→ **Short exercise**
Look at the entries below and reproduce them exactly.

→ **Material provided**

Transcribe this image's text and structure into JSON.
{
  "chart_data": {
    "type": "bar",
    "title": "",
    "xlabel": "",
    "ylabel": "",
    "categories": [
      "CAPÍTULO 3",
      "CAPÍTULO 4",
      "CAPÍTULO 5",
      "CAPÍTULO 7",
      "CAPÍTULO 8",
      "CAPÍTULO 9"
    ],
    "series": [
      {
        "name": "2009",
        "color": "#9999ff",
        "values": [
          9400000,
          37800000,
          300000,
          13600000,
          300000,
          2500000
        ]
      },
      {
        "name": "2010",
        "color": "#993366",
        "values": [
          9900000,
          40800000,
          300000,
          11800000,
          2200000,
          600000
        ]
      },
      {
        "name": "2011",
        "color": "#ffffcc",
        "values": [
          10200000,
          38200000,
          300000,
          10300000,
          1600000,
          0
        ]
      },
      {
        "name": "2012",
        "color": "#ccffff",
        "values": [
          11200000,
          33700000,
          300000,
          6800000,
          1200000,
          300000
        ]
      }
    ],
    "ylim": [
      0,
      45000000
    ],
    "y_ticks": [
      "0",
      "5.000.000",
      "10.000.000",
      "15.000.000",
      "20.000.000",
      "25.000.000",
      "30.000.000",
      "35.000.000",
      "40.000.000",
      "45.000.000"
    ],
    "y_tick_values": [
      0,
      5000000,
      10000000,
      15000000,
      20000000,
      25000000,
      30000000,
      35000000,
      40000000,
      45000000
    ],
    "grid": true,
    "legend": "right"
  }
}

→ **Expected answer**
Transcribe this image's text and structure into JSON.
{
  "chart_data": {
    "type": "bar",
    "title": "",
    "xlabel": "",
    "ylabel": "",
    "categories": [
      "CAPÍTULO 3",
      "CAPÍTULO 4",
      "CAPÍTULO 5",
      "CAPÍTULO 7",
      "CAPÍTULO 8",
      "CAPÍTULO 9"
    ],
    "series": [
      {
        "name": "2009",
        "color": "#9999ff",
        "values": [
          9400000,
          37800000,
          300000,
          13600000,
          300000,
          2500000
        ]
      },
      {
        "name": "2010",
        "color": "#993366",
        "values": [
          9900000,
          40800000,
          300000,
          11800000,
          2200000,
          600000
        ]
      },
      {
        "name": "2011",
        "color": "#ffffcc",
        "values": [
          10200000,
          38200000,
          300000,
          10300000,
          1600000,
          0
        ]
      },
      {
        "name": "2012",
        "color": "#ccffff",
        "values": [
          11200000,
          33700000,
          300000,
          6800000,
          1200000,
          300000
        ]
      }
    ],
    "ylim": [
      0,
      45000000
    ],
    "y_ticks": [
      "0",
      "5.000.000",
      "10.000.000",
      "15.000.000",
      "20.000.000",
      "25.000.000",
      "30.000.000",
      "35.000.000",
      "40.000.000",
      "45.000.000"
    ],
    "y_tick_values": [
      0,
      5000000,
      10000000,
      15000000,
      20000000,
      25000000,
      30000000,
      35000000,
      40000000,
      45000000
    ],
    "grid": true,
    "legend": "right"
  }
}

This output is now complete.